## Task objective
In the Schnittke quartet review below, repeat word for word the passage starting with "## Merl (Jul" and going on through "of Shostakovich, DSCH.".
---------- Extract to read
# Schnittke - String Quartet 3 (SQ review)



## Merl (Jul 28, 2016)

Schnittke's 3rd String Quartet was written in 1983. The opening movement Andante is full of melodic intention with its quotations of small fragments such as a phrase from Stabat Mater by Lassus, the theme of Beethoven’s Grosse Fuge, and the personal monogram of Shostakovich, DSCH. 
That reference to Shostakovich is rather apt here as Schnittke's soundworld is not too far removed from Shostakovich in that Schnittke relates separate movements by shared material. For example, the opening Lassus cadence returns throughout the piece, like a statement, whilst the other music cavorts and changes. There's a sense of conflict in each part where the players can play together as an ensemble or break out on their own. In the 1st movement, complete with its febrile slides, dissonant tones and glissandi hovers around tonality. This Andante is intense with an air of melancholy. There's intentional tonality at the start of the 2nd movement agitato but it soon disperses and there's not much dark, angry material just disturbance and feverish change . There's no time to settle as Schnittke goes off on a tangent and re-works the music skilfully, hanging onto a morcel of melody, endlessly turning it over, reversing it, and coming at it from numerous angles. The final movement, Pesante, starts slower and initially feels mired and the Lasso quotation feels strange and grotesque as it slowly starts to unravel. The music becomes darker and is punctuated only by disjointed pizzicato notes until it eventually fades out. The emotional soundworld of this quartet is unstable, but I'm not sure that it's "confused, manic, hysterical, depressed, bitter, thoughtful, and utterly despairing all at once" as one reviewer opined. I find it 
A fine quartet which doesn't outstay its welcome or become embroiled in painful silences or ghostly glissandi. There are quite a few recordings and with a work of this sort people will have very contrasting opinions but here's which ones connected with me (I couldnt separate the top bunch). Btw, unfortunately I didn't get to hear the Orlando Quartet recording. Shame.
--------------------
---------- Data shown
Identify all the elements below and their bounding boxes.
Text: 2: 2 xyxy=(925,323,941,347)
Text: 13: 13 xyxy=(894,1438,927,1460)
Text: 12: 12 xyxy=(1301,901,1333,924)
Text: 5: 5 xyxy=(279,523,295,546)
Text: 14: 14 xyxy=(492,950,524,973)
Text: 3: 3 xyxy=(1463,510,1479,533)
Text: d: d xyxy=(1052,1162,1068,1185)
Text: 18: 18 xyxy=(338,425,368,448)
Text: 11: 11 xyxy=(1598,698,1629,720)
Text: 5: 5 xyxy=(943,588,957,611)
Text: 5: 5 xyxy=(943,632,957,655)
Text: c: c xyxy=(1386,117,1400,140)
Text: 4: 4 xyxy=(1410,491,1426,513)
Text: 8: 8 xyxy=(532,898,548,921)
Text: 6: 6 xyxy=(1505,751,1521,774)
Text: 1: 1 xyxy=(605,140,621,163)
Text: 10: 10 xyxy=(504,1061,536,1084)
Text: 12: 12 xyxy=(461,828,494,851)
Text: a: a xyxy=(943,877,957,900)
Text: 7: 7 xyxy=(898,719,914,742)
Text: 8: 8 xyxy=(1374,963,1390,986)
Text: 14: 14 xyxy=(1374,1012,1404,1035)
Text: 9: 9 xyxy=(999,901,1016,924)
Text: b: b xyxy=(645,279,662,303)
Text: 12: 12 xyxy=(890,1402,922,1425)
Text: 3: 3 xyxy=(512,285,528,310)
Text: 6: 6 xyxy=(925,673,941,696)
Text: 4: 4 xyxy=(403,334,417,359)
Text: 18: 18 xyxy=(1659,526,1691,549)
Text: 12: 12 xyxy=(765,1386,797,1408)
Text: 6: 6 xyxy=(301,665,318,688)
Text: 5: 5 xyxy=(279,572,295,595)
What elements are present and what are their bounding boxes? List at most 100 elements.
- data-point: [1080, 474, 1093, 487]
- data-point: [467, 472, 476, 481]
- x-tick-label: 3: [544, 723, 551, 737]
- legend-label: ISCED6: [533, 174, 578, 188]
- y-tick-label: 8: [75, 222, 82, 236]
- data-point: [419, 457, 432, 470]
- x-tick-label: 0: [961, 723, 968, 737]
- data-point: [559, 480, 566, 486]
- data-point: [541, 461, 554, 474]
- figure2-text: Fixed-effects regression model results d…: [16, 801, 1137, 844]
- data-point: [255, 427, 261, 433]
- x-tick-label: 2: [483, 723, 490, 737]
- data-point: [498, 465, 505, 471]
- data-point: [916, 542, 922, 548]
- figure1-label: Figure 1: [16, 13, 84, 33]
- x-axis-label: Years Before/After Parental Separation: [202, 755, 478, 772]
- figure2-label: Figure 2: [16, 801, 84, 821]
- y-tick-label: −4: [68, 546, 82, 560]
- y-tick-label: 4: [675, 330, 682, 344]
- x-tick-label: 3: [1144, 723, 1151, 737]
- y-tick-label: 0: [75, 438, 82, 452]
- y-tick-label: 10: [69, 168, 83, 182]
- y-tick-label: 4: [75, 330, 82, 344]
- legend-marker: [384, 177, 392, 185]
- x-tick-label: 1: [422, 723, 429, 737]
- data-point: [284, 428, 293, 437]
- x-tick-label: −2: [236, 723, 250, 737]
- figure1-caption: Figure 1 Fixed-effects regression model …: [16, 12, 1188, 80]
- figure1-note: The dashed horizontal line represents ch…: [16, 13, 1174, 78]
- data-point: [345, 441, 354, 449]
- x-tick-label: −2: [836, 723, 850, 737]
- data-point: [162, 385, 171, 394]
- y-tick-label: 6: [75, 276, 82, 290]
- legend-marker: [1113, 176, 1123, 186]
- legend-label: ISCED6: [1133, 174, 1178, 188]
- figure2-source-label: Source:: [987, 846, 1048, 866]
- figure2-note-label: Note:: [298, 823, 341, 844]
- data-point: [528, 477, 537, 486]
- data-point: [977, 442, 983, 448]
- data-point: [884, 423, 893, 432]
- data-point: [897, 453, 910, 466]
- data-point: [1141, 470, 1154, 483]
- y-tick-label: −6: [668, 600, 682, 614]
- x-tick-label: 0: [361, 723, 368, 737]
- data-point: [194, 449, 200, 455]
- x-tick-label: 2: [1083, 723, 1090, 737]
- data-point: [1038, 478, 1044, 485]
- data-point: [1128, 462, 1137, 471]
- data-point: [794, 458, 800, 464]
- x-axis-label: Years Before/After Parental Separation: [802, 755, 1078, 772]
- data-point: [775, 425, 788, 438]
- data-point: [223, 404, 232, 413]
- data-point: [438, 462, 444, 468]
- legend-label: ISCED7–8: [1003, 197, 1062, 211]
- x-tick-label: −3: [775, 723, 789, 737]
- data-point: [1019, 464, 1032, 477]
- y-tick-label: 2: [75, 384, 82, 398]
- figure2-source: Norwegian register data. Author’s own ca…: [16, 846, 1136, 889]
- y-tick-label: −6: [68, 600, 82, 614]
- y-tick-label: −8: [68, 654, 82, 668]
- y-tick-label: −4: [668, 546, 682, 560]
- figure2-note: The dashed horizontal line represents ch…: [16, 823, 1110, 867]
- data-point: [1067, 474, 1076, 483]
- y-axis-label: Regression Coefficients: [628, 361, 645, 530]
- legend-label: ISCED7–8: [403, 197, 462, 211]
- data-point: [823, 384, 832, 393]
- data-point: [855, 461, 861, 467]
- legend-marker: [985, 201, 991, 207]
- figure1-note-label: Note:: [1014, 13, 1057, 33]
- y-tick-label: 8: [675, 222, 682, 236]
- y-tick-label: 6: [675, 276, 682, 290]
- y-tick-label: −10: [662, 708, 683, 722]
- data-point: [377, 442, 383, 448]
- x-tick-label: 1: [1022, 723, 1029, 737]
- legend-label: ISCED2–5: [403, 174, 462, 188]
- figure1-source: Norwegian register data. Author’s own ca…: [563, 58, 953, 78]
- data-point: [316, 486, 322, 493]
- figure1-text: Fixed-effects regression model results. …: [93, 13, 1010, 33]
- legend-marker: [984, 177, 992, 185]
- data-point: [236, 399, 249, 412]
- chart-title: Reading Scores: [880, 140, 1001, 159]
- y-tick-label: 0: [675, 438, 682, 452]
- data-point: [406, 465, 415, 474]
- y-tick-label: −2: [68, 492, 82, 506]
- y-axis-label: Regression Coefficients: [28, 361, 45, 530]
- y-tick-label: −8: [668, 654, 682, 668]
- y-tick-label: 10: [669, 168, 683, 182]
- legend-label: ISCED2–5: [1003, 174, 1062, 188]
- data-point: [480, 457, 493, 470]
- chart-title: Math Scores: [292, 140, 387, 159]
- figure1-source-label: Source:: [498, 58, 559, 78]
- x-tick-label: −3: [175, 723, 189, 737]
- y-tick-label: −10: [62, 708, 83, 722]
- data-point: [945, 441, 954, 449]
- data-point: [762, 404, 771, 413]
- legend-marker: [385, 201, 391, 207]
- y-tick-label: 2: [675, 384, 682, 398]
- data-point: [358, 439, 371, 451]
--------------------
## Exercise solution
## Merl (Jul 28, 2016)

Schnittke's 3rd String Quartet was written in 1983. The opening movement Andante is full of melodic intention with its quotations of small fragments such as a phrase from Stabat Mater by Lassus, the theme of Beethoven’s Grosse Fuge, and the personal monogram of Shostakovich, DSCH.